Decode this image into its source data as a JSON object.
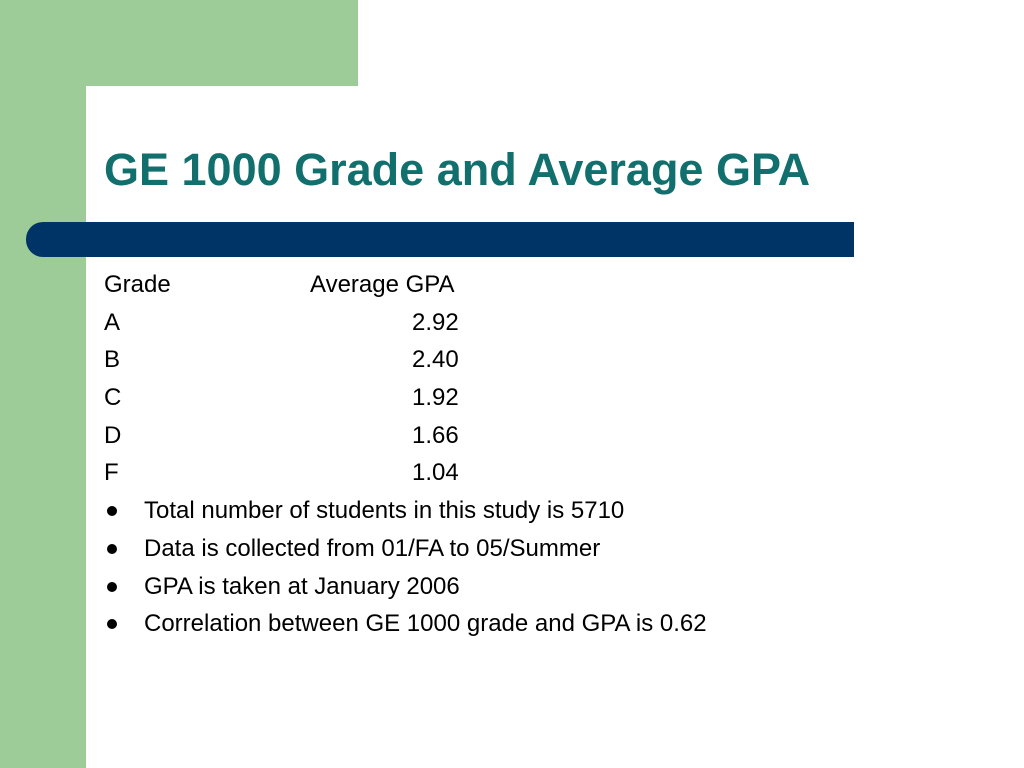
{
  "slide": {
    "title": "GE 1000 Grade and Average GPA",
    "colors": {
      "title": "#116f6d",
      "green_band": "#9dcc98",
      "title_bar": "#003466",
      "background": "#ffffff",
      "text": "#000000"
    }
  },
  "table": {
    "headers": [
      "Grade",
      "Average GPA"
    ],
    "rows": [
      {
        "grade": "A",
        "gpa": "2.92"
      },
      {
        "grade": "B",
        "gpa": "2.40"
      },
      {
        "grade": "C",
        "gpa": "1.92"
      },
      {
        "grade": "D",
        "gpa": "1.66"
      },
      {
        "grade": "F",
        "gpa": "1.04"
      }
    ]
  },
  "bullets": [
    "Total number of students in this study is 5710",
    "Data is collected from 01/FA to 05/Summer",
    "GPA is taken at January 2006",
    "Correlation between GE 1000 grade and GPA is 0.62"
  ]
}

--*--

What the task asks: Transcribe the whole listing, character for character, but not its images.

Answer for the task:
Decode this image into its source data as a JSON object.
{
  "slide": {
    "title": "GE 1000 Grade and Average GPA",
    "colors": {
      "title": "#116f6d",
      "green_band": "#9dcc98",
      "title_bar": "#003466",
      "background": "#ffffff",
      "text": "#000000"
    }
  },
  "table": {
    "headers": [
      "Grade",
      "Average GPA"
    ],
    "rows": [
      {
        "grade": "A",
        "gpa": "2.92"
      },
      {
        "grade": "B",
        "gpa": "2.40"
      },
      {
        "grade": "C",
        "gpa": "1.92"
      },
      {
        "grade": "D",
        "gpa": "1.66"
      },
      {
        "grade": "F",
        "gpa": "1.04"
      }
    ]
  },
  "bullets": [
    "Total number of students in this study is 5710",
    "Data is collected from 01/FA to 05/Summer",
    "GPA is taken at January 2006",
    "Correlation between GE 1000 grade and GPA is 0.62"
  ]
}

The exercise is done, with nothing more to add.